_Instructions for the task_
Go through the records and extract every line with the word "text".

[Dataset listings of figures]

..........

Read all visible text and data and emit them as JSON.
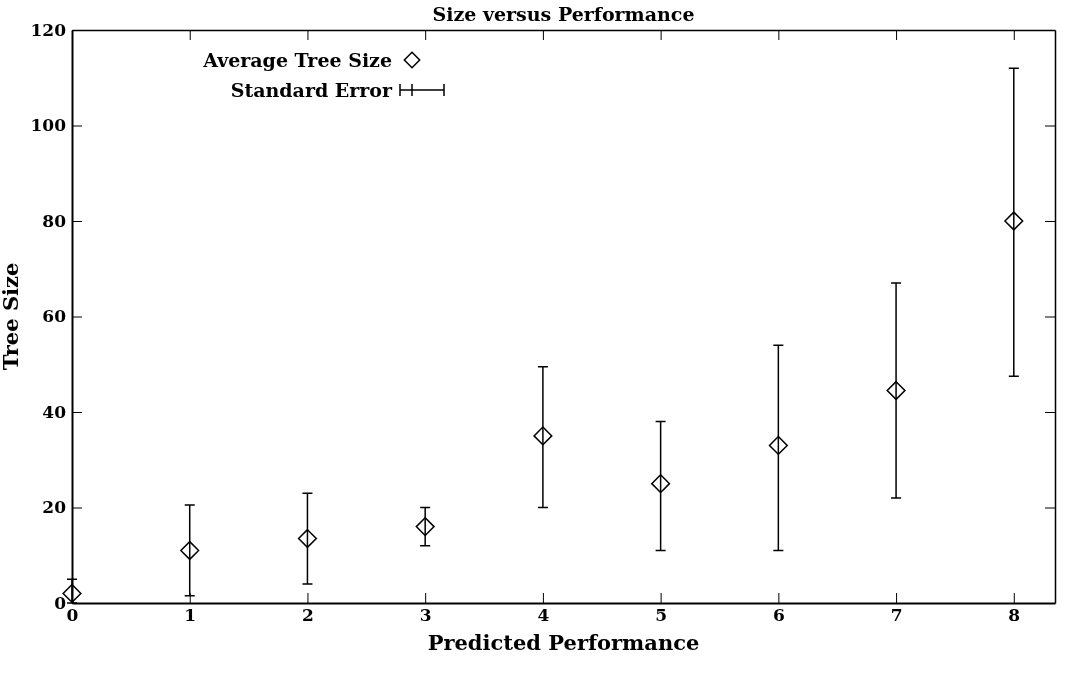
{
  "chart_data": {
    "type": "scatter",
    "title": "Size versus Performance",
    "xlabel": "Predicted Performance",
    "ylabel": "Tree Size",
    "x": [
      0,
      1,
      2,
      3,
      4,
      5,
      6,
      7,
      8
    ],
    "series": [
      {
        "name": "Average Tree Size",
        "color": "#000000",
        "values": [
          2,
          11,
          13.5,
          16,
          35,
          25,
          33,
          44.5,
          80
        ],
        "errors": [
          [
            0,
            5
          ],
          [
            1.5,
            20.5
          ],
          [
            4,
            23
          ],
          [
            12,
            20
          ],
          [
            20,
            49.5
          ],
          [
            11,
            38
          ],
          [
            11,
            54
          ],
          [
            22,
            67
          ],
          [
            47.5,
            112
          ]
        ]
      }
    ],
    "annotations": [
      "Standard Error"
    ],
    "xlim": [
      0,
      8.35
    ],
    "xticks": [
      0,
      1,
      2,
      3,
      4,
      5,
      6,
      7,
      8
    ],
    "ylim": [
      0,
      120
    ],
    "yticks": [
      0,
      20,
      40,
      60,
      80,
      100,
      120
    ],
    "marker": "diamond",
    "legend": "top left",
    "grid": false
  }
}
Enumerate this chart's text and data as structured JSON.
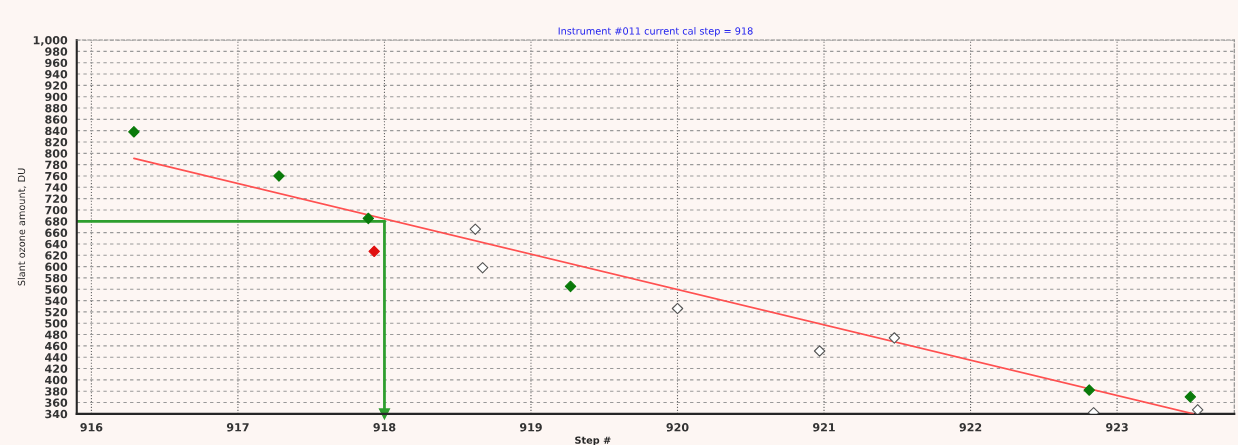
{
  "chart_data": {
    "type": "scatter",
    "title": "Instrument #011 current cal step = 918",
    "xlabel": "Step #",
    "ylabel": "Slant ozone amount, DU",
    "marker": "diamond",
    "grid": true,
    "legend": false,
    "xlim": [
      915.9,
      923.8
    ],
    "xticks": [
      916,
      917,
      918,
      919,
      920,
      921,
      922,
      923
    ],
    "ylim": [
      340,
      1000
    ],
    "yticks": [
      340,
      360,
      380,
      400,
      420,
      440,
      460,
      480,
      500,
      520,
      540,
      560,
      580,
      600,
      620,
      640,
      660,
      680,
      700,
      720,
      740,
      760,
      780,
      800,
      820,
      840,
      860,
      880,
      900,
      920,
      940,
      960,
      980,
      {
        "value": 1000,
        "label": "1,000"
      }
    ],
    "series": [
      {
        "color": "#0a7a0a",
        "x": [
          916.29,
          917.28,
          917.89,
          919.27,
          922.81,
          923.5
        ],
        "values": [
          838,
          760,
          685,
          565,
          382,
          370
        ]
      },
      {
        "color": "#e01010",
        "x": [
          917.93
        ],
        "values": [
          627
        ]
      },
      {
        "color": "#ffffff",
        "x": [
          918.62,
          918.67,
          920.0,
          920.97,
          921.48,
          922.84,
          923.55
        ],
        "values": [
          666,
          598,
          526,
          451,
          474,
          342,
          347
        ]
      },
      {
        "type": "line",
        "marker": "none",
        "color": "#ff5050",
        "x": [
          916.29,
          923.52
        ],
        "values": [
          791,
          340
        ]
      }
    ],
    "ref_lines": [
      {
        "axis": "y",
        "value": 680,
        "color": "#2e9e2e"
      },
      {
        "axis": "x",
        "value": 918,
        "color": "#2e9e2e"
      }
    ]
  }
}
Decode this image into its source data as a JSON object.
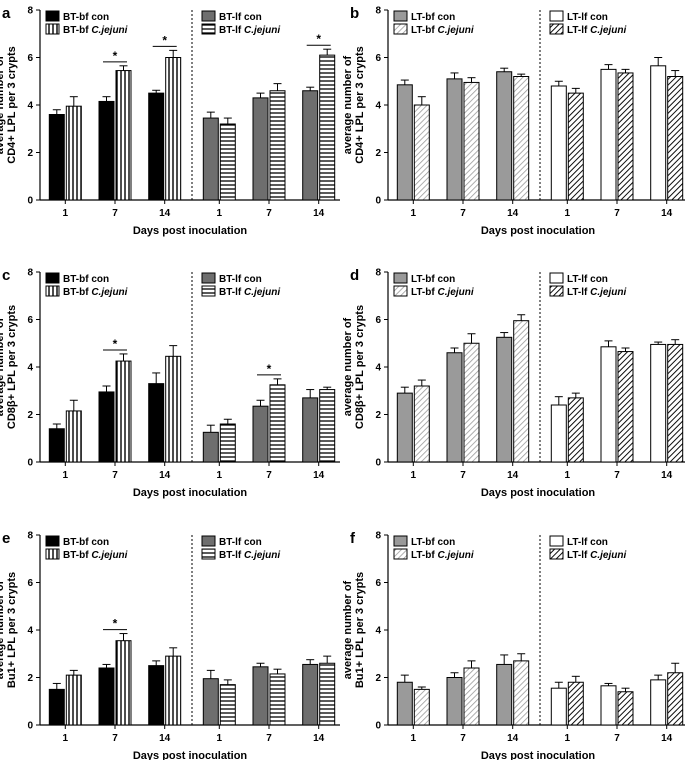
{
  "figure": {
    "xlabel": "Days post inoculation",
    "day_labels": [
      "1",
      "7",
      "14"
    ],
    "ylim": [
      0,
      8
    ],
    "yticks": [
      0,
      2,
      4,
      6,
      8
    ]
  },
  "colors": {
    "bt_bf_con": "#000000",
    "bt_lf_con": "#6e6e6e",
    "lt_bf_con": "#9a9a9a",
    "lt_lf_con": "#ffffff",
    "pattern_stroke": "#000000"
  },
  "chart_data": [
    {
      "panel": "a",
      "type": "bar",
      "ylabel_line1": "average number of",
      "ylabel_line2": "CD4+ LPL per 3 crypts",
      "legend": [
        {
          "group": "left",
          "name": "BT-bf con",
          "italic": "",
          "style": "solid_black"
        },
        {
          "group": "left",
          "name": "BT-bf ",
          "italic": "C.jejuni",
          "style": "vstripe"
        },
        {
          "group": "right",
          "name": "BT-lf con",
          "italic": "",
          "style": "solid_gray"
        },
        {
          "group": "right",
          "name": "BT-lf ",
          "italic": "C.jejuni",
          "style": "hstripe"
        }
      ],
      "categories": [
        "1",
        "7",
        "14"
      ],
      "series": [
        {
          "name": "BT-bf con",
          "style": "solid_black",
          "group": "left",
          "values": [
            3.6,
            4.15,
            4.5
          ],
          "errors": [
            0.2,
            0.2,
            0.12
          ]
        },
        {
          "name": "BT-bf C.jejuni",
          "style": "vstripe",
          "group": "left",
          "values": [
            3.95,
            5.45,
            6.0
          ],
          "errors": [
            0.4,
            0.2,
            0.3
          ]
        },
        {
          "name": "BT-lf con",
          "style": "solid_gray",
          "group": "right",
          "values": [
            3.45,
            4.3,
            4.6
          ],
          "errors": [
            0.25,
            0.2,
            0.15
          ]
        },
        {
          "name": "BT-lf C.jejuni",
          "style": "hstripe",
          "group": "right",
          "values": [
            3.2,
            4.6,
            6.1
          ],
          "errors": [
            0.25,
            0.3,
            0.25
          ]
        }
      ],
      "significance": [
        {
          "group": "left",
          "day": 1,
          "label": "*"
        },
        {
          "group": "left",
          "day": 2,
          "label": "*"
        },
        {
          "group": "right",
          "day": 2,
          "label": "*"
        }
      ]
    },
    {
      "panel": "b",
      "type": "bar",
      "ylabel_line1": "average number of",
      "ylabel_line2": "CD4+ LPL per 3 crypts",
      "legend": [
        {
          "group": "left",
          "name": "LT-bf con",
          "italic": "",
          "style": "solid_light"
        },
        {
          "group": "left",
          "name": "LT-bf ",
          "italic": "C.jejuni",
          "style": "dstripe_light"
        },
        {
          "group": "right",
          "name": "LT-lf con",
          "italic": "",
          "style": "solid_white"
        },
        {
          "group": "right",
          "name": "LT-lf ",
          "italic": "C.jejuni",
          "style": "dstripe_bold"
        }
      ],
      "categories": [
        "1",
        "7",
        "14"
      ],
      "series": [
        {
          "name": "LT-bf con",
          "style": "solid_light",
          "group": "left",
          "values": [
            4.85,
            5.1,
            5.4
          ],
          "errors": [
            0.2,
            0.25,
            0.15
          ]
        },
        {
          "name": "LT-bf C.jejuni",
          "style": "dstripe_light",
          "group": "left",
          "values": [
            4.0,
            4.95,
            5.2
          ],
          "errors": [
            0.35,
            0.2,
            0.1
          ]
        },
        {
          "name": "LT-lf con",
          "style": "solid_white",
          "group": "right",
          "values": [
            4.8,
            5.5,
            5.65
          ],
          "errors": [
            0.2,
            0.2,
            0.35
          ]
        },
        {
          "name": "LT-lf C.jejuni",
          "style": "dstripe_bold",
          "group": "right",
          "values": [
            4.5,
            5.35,
            5.2
          ],
          "errors": [
            0.2,
            0.15,
            0.25
          ]
        }
      ],
      "significance": []
    },
    {
      "panel": "c",
      "type": "bar",
      "ylabel_line1": "average number of",
      "ylabel_line2": "CD8β+ LPL per 3 crypts",
      "legend": [
        {
          "group": "left",
          "name": "BT-bf con",
          "italic": "",
          "style": "solid_black"
        },
        {
          "group": "left",
          "name": "BT-bf ",
          "italic": "C.jejuni",
          "style": "vstripe"
        },
        {
          "group": "right",
          "name": "BT-lf con",
          "italic": "",
          "style": "solid_gray"
        },
        {
          "group": "right",
          "name": "BT-lf ",
          "italic": "C.jejuni",
          "style": "hstripe"
        }
      ],
      "categories": [
        "1",
        "7",
        "14"
      ],
      "series": [
        {
          "name": "BT-bf con",
          "style": "solid_black",
          "group": "left",
          "values": [
            1.4,
            2.95,
            3.3
          ],
          "errors": [
            0.2,
            0.25,
            0.45
          ]
        },
        {
          "name": "BT-bf C.jejuni",
          "style": "vstripe",
          "group": "left",
          "values": [
            2.15,
            4.25,
            4.45
          ],
          "errors": [
            0.45,
            0.3,
            0.45
          ]
        },
        {
          "name": "BT-lf con",
          "style": "solid_gray",
          "group": "right",
          "values": [
            1.25,
            2.35,
            2.7
          ],
          "errors": [
            0.3,
            0.25,
            0.35
          ]
        },
        {
          "name": "BT-lf C.jejuni",
          "style": "hstripe",
          "group": "right",
          "values": [
            1.6,
            3.25,
            3.05
          ],
          "errors": [
            0.2,
            0.25,
            0.1
          ]
        }
      ],
      "significance": [
        {
          "group": "left",
          "day": 1,
          "label": "*"
        },
        {
          "group": "right",
          "day": 1,
          "label": "*"
        }
      ]
    },
    {
      "panel": "d",
      "type": "bar",
      "ylabel_line1": "average number of",
      "ylabel_line2": "CD8β+ LPL per 3 crypts",
      "legend": [
        {
          "group": "left",
          "name": "LT-bf con",
          "italic": "",
          "style": "solid_light"
        },
        {
          "group": "left",
          "name": "LT-bf ",
          "italic": "C.jejuni",
          "style": "dstripe_light"
        },
        {
          "group": "right",
          "name": "LT-lf con",
          "italic": "",
          "style": "solid_white"
        },
        {
          "group": "right",
          "name": "LT-lf ",
          "italic": "C.jejuni",
          "style": "dstripe_bold"
        }
      ],
      "categories": [
        "1",
        "7",
        "14"
      ],
      "series": [
        {
          "name": "LT-bf con",
          "style": "solid_light",
          "group": "left",
          "values": [
            2.9,
            4.6,
            5.25
          ],
          "errors": [
            0.25,
            0.2,
            0.2
          ]
        },
        {
          "name": "LT-bf C.jejuni",
          "style": "dstripe_light",
          "group": "left",
          "values": [
            3.2,
            5.0,
            5.95
          ],
          "errors": [
            0.25,
            0.4,
            0.25
          ]
        },
        {
          "name": "LT-lf con",
          "style": "solid_white",
          "group": "right",
          "values": [
            2.4,
            4.85,
            4.95
          ],
          "errors": [
            0.35,
            0.25,
            0.1
          ]
        },
        {
          "name": "LT-lf C.jejuni",
          "style": "dstripe_bold",
          "group": "right",
          "values": [
            2.7,
            4.65,
            4.95
          ],
          "errors": [
            0.2,
            0.15,
            0.2
          ]
        }
      ],
      "significance": []
    },
    {
      "panel": "e",
      "type": "bar",
      "ylabel_line1": "average number of",
      "ylabel_line2": "Bu1+ LPL per 3 crypts",
      "legend": [
        {
          "group": "left",
          "name": "BT-bf con",
          "italic": "",
          "style": "solid_black"
        },
        {
          "group": "left",
          "name": "BT-bf ",
          "italic": "C.jejuni",
          "style": "vstripe"
        },
        {
          "group": "right",
          "name": "BT-lf con",
          "italic": "",
          "style": "solid_gray"
        },
        {
          "group": "right",
          "name": "BT-lf ",
          "italic": "C.jejuni",
          "style": "hstripe"
        }
      ],
      "categories": [
        "1",
        "7",
        "14"
      ],
      "series": [
        {
          "name": "BT-bf con",
          "style": "solid_black",
          "group": "left",
          "values": [
            1.5,
            2.4,
            2.5
          ],
          "errors": [
            0.25,
            0.15,
            0.2
          ]
        },
        {
          "name": "BT-bf C.jejuni",
          "style": "vstripe",
          "group": "left",
          "values": [
            2.1,
            3.55,
            2.9
          ],
          "errors": [
            0.2,
            0.3,
            0.35
          ]
        },
        {
          "name": "BT-lf con",
          "style": "solid_gray",
          "group": "right",
          "values": [
            1.95,
            2.45,
            2.55
          ],
          "errors": [
            0.35,
            0.15,
            0.2
          ]
        },
        {
          "name": "BT-lf C.jejuni",
          "style": "hstripe",
          "group": "right",
          "values": [
            1.7,
            2.15,
            2.6
          ],
          "errors": [
            0.2,
            0.2,
            0.3
          ]
        }
      ],
      "significance": [
        {
          "group": "left",
          "day": 1,
          "label": "*"
        }
      ]
    },
    {
      "panel": "f",
      "type": "bar",
      "ylabel_line1": "average number of",
      "ylabel_line2": "Bu1+ LPL per 3 crypts",
      "legend": [
        {
          "group": "left",
          "name": "LT-bf con",
          "italic": "",
          "style": "solid_light"
        },
        {
          "group": "left",
          "name": "LT-bf ",
          "italic": "C.jejuni",
          "style": "dstripe_light"
        },
        {
          "group": "right",
          "name": "LT-lf con",
          "italic": "",
          "style": "solid_white"
        },
        {
          "group": "right",
          "name": "LT-lf ",
          "italic": "C.jejuni",
          "style": "dstripe_bold"
        }
      ],
      "categories": [
        "1",
        "7",
        "14"
      ],
      "series": [
        {
          "name": "LT-bf con",
          "style": "solid_light",
          "group": "left",
          "values": [
            1.8,
            2.0,
            2.55
          ],
          "errors": [
            0.3,
            0.2,
            0.4
          ]
        },
        {
          "name": "LT-bf C.jejuni",
          "style": "dstripe_light",
          "group": "left",
          "values": [
            1.5,
            2.4,
            2.7
          ],
          "errors": [
            0.1,
            0.3,
            0.3
          ]
        },
        {
          "name": "LT-lf con",
          "style": "solid_white",
          "group": "right",
          "values": [
            1.55,
            1.65,
            1.9
          ],
          "errors": [
            0.25,
            0.1,
            0.2
          ]
        },
        {
          "name": "LT-lf C.jejuni",
          "style": "dstripe_bold",
          "group": "right",
          "values": [
            1.8,
            1.4,
            2.2
          ],
          "errors": [
            0.25,
            0.15,
            0.4
          ]
        }
      ],
      "significance": []
    }
  ]
}
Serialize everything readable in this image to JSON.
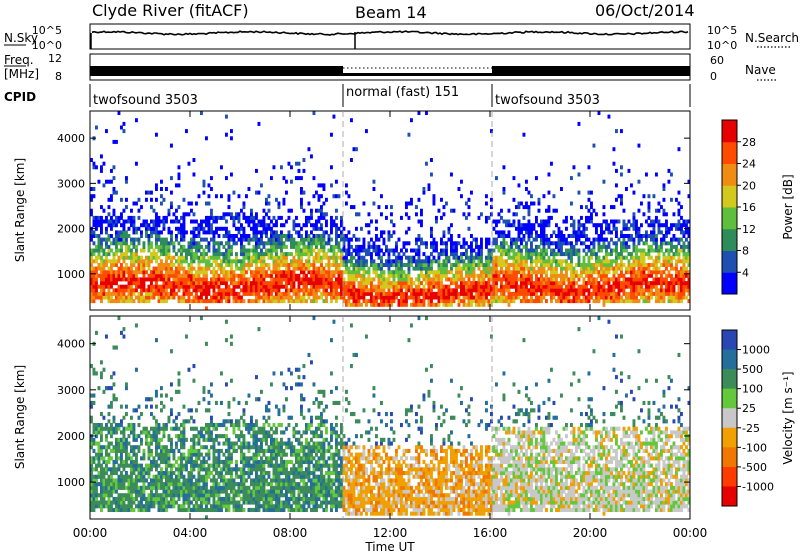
{
  "header": {
    "station": "Clyde River (fitACF)",
    "beam": "Beam 14",
    "date": "06/Oct/2014"
  },
  "panel_labels": {
    "nsky": "N.Sky",
    "nsearch": "N.Search",
    "freq": "Freq.",
    "freq_unit": "[MHz]",
    "nave": "Nave",
    "cpid": "CPID",
    "n_ticks": [
      "10^5",
      "10^0"
    ],
    "freq_ticks": [
      "12",
      "8"
    ],
    "nave_ticks": [
      "60",
      "0"
    ]
  },
  "cpid_segments": [
    {
      "label": "twofsound 3503",
      "start_hour": 0,
      "end_hour": 10
    },
    {
      "label": "normal (fast) 151",
      "start_hour": 10,
      "end_hour": 16
    },
    {
      "label": "twofsound 3503",
      "start_hour": 16,
      "end_hour": 24
    }
  ],
  "time_axis": {
    "label": "Time UT",
    "ticks": [
      "00:00",
      "04:00",
      "08:00",
      "12:00",
      "16:00",
      "20:00",
      "00:00"
    ],
    "range_hours": [
      0,
      24
    ]
  },
  "range_axis": {
    "label": "Slant Range [km]",
    "ticks": [
      "1000",
      "2000",
      "3000",
      "4000"
    ],
    "ylim_km": [
      200,
      4600
    ]
  },
  "power_scale": {
    "label": "Power [dB]",
    "ticks": [
      "4",
      "8",
      "12",
      "16",
      "20",
      "24",
      "28"
    ],
    "colors": [
      "#0000ff",
      "#1e50b4",
      "#2e8c5a",
      "#5fbe3c",
      "#d2c81e",
      "#f08c14",
      "#ff4b00",
      "#e60000"
    ]
  },
  "velocity_scale": {
    "label": "Velocity [m s⁻¹]",
    "ticks": [
      "1000",
      "500",
      "100",
      "25",
      "-25",
      "-100",
      "-500",
      "-1000"
    ],
    "colors": [
      "#2846b4",
      "#236e9b",
      "#3c8c5a",
      "#64c83c",
      "#c8c8c8",
      "#f0a000",
      "#f07800",
      "#ff3c00",
      "#e60000"
    ]
  },
  "chart_data": [
    {
      "type": "heatmap",
      "title": "Power",
      "xlabel": "Time UT",
      "ylabel": "Slant Range [km]",
      "x_range_hours": [
        0,
        24
      ],
      "ylim_km": [
        200,
        4600
      ],
      "colorbar_label": "Power [dB]",
      "echo_bands": [
        {
          "start_hour": 0,
          "end_hour": 10,
          "range_km": [
            400,
            2300
          ],
          "peak_power_db": 28
        },
        {
          "start_hour": 10,
          "end_hour": 16,
          "range_km": [
            300,
            1800
          ],
          "peak_power_db": 28
        },
        {
          "start_hour": 16,
          "end_hour": 24,
          "range_km": [
            400,
            2200
          ],
          "peak_power_db": 28
        }
      ]
    },
    {
      "type": "heatmap",
      "title": "Velocity",
      "xlabel": "Time UT",
      "ylabel": "Slant Range [km]",
      "x_range_hours": [
        0,
        24
      ],
      "ylim_km": [
        200,
        4600
      ],
      "colorbar_label": "Velocity [m s⁻¹]",
      "echo_bands": [
        {
          "start_hour": 0,
          "end_hour": 10,
          "range_km": [
            400,
            2300
          ],
          "typical_velocity_ms": 100
        },
        {
          "start_hour": 10,
          "end_hour": 16,
          "range_km": [
            300,
            1800
          ],
          "typical_velocity_ms": -100
        },
        {
          "start_hour": 16,
          "end_hour": 24,
          "range_km": [
            400,
            2200
          ],
          "typical_velocity_ms": 25
        }
      ]
    }
  ]
}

..........

_The solution_
Read all visible text and data and emit them as JSON.
Enumerate this chart's text and data as structured JSON.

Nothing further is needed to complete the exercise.